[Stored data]
-------
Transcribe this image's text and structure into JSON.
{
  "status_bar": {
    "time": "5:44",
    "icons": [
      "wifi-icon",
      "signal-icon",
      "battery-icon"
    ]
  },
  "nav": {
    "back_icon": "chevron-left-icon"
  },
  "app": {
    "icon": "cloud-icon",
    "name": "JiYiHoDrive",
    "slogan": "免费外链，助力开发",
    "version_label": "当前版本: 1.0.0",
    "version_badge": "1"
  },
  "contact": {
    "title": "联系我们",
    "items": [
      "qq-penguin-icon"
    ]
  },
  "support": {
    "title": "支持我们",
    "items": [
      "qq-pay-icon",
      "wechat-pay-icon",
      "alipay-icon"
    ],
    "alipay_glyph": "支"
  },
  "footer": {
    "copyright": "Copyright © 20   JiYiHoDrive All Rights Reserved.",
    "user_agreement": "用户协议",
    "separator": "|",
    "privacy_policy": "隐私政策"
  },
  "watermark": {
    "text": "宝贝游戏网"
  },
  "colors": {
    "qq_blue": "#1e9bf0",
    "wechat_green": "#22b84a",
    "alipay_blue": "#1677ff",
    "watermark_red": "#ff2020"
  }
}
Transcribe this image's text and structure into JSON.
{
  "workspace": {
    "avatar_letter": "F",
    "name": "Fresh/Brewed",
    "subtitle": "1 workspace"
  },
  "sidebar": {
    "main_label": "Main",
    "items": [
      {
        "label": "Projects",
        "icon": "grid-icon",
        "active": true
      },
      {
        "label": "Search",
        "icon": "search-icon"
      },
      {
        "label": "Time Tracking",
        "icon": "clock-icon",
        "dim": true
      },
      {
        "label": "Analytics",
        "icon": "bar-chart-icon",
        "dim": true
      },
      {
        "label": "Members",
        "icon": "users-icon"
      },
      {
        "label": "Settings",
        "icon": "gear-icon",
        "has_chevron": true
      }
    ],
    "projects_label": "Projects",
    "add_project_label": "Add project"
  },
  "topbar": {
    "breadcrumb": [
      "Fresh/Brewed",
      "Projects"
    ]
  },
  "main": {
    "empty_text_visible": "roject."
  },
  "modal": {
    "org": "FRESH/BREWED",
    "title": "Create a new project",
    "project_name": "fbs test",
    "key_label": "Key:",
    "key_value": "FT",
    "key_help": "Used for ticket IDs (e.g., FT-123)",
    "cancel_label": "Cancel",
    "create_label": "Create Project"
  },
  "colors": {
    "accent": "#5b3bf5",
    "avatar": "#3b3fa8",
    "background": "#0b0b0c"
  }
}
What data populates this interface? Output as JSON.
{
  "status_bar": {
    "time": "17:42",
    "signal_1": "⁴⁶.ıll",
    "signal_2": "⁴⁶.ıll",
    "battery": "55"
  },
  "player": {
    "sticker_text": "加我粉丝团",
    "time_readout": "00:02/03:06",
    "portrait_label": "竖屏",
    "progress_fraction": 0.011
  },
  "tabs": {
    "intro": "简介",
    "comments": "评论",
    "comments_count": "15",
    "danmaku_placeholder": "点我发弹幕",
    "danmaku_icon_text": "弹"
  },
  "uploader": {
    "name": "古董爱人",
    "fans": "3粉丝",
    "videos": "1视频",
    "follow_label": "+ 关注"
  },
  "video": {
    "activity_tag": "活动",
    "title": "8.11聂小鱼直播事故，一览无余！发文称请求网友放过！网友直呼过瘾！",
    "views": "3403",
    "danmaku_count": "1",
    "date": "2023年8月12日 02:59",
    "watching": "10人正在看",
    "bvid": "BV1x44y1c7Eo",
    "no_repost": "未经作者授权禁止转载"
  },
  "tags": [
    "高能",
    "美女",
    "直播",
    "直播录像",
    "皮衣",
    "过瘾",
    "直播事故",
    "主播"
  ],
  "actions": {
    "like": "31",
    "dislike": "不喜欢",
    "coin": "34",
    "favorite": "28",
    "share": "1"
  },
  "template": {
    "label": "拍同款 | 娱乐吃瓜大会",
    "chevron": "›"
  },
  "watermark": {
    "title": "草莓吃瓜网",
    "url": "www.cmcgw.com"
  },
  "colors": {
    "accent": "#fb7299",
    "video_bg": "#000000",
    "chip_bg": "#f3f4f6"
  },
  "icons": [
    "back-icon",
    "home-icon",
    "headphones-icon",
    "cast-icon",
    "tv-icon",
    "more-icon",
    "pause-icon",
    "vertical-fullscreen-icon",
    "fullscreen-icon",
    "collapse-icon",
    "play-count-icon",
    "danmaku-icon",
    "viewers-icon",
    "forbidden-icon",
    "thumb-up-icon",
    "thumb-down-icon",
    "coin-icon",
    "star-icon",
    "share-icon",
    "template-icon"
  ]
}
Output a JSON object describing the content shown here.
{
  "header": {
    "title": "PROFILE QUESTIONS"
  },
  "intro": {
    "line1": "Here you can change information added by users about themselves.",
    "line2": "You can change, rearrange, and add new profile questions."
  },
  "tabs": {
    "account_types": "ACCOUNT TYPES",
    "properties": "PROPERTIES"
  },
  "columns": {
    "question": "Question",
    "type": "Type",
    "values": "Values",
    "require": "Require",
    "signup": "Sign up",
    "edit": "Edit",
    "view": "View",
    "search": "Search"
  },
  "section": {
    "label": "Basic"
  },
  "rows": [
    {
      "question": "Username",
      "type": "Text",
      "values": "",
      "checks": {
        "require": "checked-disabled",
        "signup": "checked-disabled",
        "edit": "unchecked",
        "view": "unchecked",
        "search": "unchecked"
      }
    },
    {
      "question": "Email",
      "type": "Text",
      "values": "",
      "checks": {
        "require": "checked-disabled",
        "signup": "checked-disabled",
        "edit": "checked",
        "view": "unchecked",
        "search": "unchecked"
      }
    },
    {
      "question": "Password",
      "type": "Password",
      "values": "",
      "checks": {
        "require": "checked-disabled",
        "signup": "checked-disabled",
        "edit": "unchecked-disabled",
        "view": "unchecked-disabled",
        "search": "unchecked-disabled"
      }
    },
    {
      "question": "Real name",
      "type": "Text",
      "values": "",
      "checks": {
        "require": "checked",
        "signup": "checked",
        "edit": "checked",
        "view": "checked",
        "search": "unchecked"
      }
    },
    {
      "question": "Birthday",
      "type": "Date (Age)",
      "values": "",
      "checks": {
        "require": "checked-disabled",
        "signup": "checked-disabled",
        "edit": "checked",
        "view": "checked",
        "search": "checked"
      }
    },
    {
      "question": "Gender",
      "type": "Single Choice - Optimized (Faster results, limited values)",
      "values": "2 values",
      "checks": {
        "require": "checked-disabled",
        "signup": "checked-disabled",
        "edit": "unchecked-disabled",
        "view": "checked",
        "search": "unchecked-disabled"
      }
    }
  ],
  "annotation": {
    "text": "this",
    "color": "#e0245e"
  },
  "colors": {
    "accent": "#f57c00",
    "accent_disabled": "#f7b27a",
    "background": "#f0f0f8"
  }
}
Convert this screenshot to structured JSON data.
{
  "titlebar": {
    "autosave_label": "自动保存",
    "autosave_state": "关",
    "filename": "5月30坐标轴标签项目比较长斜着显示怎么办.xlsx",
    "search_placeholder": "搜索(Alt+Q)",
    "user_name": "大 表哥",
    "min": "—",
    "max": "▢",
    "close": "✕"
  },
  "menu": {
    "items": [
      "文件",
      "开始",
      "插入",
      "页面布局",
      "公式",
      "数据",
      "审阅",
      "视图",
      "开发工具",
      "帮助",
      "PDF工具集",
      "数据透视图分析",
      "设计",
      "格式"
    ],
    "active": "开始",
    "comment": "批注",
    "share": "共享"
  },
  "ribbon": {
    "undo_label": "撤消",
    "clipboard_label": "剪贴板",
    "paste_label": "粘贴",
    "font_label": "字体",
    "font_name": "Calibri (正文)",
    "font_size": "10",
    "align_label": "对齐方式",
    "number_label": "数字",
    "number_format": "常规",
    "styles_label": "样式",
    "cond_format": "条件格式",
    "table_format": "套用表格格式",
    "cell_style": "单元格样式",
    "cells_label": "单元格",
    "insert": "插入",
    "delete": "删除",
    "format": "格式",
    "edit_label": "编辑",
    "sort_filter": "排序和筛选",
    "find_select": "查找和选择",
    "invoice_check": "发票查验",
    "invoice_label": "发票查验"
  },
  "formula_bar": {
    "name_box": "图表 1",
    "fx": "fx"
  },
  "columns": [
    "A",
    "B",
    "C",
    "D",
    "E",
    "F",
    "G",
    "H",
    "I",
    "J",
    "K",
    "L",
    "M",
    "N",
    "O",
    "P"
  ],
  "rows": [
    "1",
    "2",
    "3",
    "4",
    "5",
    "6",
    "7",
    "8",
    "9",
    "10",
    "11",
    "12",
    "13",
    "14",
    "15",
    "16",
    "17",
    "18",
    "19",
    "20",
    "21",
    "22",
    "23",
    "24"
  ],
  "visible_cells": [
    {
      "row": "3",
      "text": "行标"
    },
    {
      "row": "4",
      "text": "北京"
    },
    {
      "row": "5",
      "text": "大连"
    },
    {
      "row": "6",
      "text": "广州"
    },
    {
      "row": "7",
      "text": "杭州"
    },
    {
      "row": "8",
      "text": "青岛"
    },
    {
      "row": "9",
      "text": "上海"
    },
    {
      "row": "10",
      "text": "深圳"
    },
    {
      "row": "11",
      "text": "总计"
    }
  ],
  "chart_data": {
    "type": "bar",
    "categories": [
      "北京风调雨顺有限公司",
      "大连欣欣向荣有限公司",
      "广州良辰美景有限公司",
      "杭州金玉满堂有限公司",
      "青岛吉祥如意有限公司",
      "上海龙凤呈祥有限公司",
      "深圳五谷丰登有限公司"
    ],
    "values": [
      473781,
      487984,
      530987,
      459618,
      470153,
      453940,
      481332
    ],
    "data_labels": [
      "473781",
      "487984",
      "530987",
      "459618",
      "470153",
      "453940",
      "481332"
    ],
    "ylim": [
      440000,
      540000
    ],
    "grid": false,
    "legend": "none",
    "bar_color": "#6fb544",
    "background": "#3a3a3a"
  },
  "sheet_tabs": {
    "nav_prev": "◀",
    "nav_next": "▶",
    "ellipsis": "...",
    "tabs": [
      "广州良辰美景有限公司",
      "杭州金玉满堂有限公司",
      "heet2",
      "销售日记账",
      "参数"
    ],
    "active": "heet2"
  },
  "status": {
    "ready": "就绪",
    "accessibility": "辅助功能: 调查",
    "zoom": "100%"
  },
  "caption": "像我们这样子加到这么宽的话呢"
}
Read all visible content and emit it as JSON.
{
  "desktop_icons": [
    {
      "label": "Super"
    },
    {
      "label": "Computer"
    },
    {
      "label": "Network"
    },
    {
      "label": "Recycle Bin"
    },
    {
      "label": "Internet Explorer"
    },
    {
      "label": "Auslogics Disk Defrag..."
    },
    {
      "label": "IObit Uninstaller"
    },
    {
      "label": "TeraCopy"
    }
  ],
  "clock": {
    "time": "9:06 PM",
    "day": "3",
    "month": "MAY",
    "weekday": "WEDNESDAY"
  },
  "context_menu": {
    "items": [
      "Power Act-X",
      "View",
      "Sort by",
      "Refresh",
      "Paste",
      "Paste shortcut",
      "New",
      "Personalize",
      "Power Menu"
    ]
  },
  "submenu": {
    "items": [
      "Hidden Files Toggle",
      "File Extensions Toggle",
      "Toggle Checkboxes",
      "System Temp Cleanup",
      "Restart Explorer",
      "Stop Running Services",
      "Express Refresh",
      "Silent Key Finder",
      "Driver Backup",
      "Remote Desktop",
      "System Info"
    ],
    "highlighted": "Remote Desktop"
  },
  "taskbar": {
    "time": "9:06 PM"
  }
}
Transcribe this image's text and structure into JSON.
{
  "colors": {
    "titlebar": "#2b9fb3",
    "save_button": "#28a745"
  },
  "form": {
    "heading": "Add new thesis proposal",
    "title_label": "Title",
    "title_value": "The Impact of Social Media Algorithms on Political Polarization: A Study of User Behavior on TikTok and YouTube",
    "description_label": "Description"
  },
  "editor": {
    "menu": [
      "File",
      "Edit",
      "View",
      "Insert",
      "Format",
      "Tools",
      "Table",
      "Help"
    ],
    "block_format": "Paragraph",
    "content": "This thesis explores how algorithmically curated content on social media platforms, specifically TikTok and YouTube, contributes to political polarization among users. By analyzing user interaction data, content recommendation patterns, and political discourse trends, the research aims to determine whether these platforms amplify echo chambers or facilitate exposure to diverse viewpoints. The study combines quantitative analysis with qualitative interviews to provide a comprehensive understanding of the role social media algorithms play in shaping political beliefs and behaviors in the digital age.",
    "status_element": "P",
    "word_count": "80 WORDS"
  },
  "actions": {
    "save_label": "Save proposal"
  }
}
-------
**Brief**
Scan the lines for the string "users". Pick out every line that has it.

**Task response**
        "icon": "users-icon"
    "line1": "Here you can change information added by users about themselves.",
    "content": "This thesis explores how algorithmically curated content on social media platforms, specifically TikTok and YouTube, contributes to political polarization among users. By analyzing user interaction data, content recommendation patterns, and political discourse trends, the research aims to determine whether these platforms amplify echo chambers or facilitate exposure to diverse viewpoints. The study combines quantitative analysis with qualitative interviews to provide a comprehensive understanding of the role social media algorithms play in shaping political beliefs and behaviors in the digital age.",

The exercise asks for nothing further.